In the listing below, locate the lines bearing the word "text". Copy every one of them.

### Provided records
....

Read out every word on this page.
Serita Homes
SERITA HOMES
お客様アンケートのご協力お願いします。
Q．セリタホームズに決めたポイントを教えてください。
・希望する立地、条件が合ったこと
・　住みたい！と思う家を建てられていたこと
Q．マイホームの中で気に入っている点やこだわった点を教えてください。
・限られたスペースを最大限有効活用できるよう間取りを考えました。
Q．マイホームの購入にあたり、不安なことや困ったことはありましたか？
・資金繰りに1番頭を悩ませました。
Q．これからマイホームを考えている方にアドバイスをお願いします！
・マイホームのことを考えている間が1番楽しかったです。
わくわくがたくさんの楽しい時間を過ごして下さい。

....

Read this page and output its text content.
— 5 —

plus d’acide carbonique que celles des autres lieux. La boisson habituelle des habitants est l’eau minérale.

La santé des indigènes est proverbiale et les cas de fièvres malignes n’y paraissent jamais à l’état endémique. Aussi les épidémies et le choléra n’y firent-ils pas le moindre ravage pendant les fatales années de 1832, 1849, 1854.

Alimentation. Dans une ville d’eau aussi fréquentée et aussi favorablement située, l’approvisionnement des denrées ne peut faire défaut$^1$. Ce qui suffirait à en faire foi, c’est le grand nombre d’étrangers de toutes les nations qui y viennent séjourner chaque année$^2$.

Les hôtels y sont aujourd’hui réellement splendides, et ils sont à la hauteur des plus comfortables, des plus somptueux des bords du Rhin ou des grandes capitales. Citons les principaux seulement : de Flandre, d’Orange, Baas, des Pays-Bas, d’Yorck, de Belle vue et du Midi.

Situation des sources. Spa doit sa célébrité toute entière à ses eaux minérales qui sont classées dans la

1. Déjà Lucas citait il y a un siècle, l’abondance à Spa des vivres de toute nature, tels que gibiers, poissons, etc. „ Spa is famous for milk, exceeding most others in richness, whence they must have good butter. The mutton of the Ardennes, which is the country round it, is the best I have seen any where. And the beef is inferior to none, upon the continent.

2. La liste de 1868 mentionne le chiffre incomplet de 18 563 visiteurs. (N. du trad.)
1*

....

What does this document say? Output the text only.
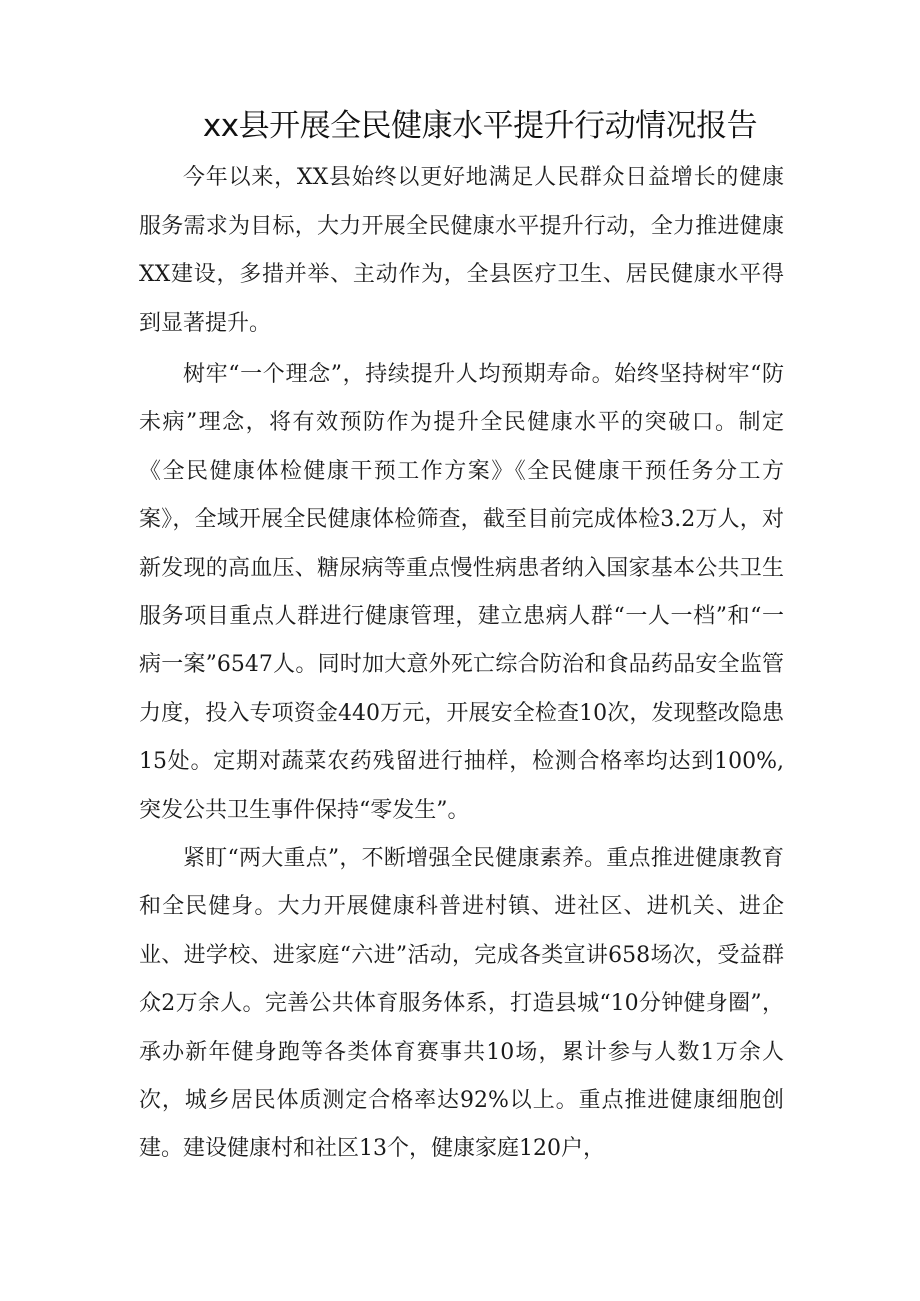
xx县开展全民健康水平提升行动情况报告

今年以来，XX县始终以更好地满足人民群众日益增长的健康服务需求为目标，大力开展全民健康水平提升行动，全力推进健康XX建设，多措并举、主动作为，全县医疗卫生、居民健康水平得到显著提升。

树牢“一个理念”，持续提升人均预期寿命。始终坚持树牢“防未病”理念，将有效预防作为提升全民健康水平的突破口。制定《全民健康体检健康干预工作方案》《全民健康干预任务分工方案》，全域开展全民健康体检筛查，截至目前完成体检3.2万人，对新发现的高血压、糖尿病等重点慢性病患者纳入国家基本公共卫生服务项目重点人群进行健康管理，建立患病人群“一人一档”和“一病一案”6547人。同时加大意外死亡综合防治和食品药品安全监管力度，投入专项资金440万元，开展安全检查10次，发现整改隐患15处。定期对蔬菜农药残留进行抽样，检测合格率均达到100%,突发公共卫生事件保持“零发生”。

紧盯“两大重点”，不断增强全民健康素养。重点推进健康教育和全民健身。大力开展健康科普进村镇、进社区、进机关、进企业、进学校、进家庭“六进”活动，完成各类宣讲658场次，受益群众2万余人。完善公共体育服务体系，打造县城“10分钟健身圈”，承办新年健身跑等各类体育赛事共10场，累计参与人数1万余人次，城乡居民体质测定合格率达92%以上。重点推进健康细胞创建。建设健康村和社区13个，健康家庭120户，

....

### Solution below
Read this page and output its text content.
What does this document say? Output the text only.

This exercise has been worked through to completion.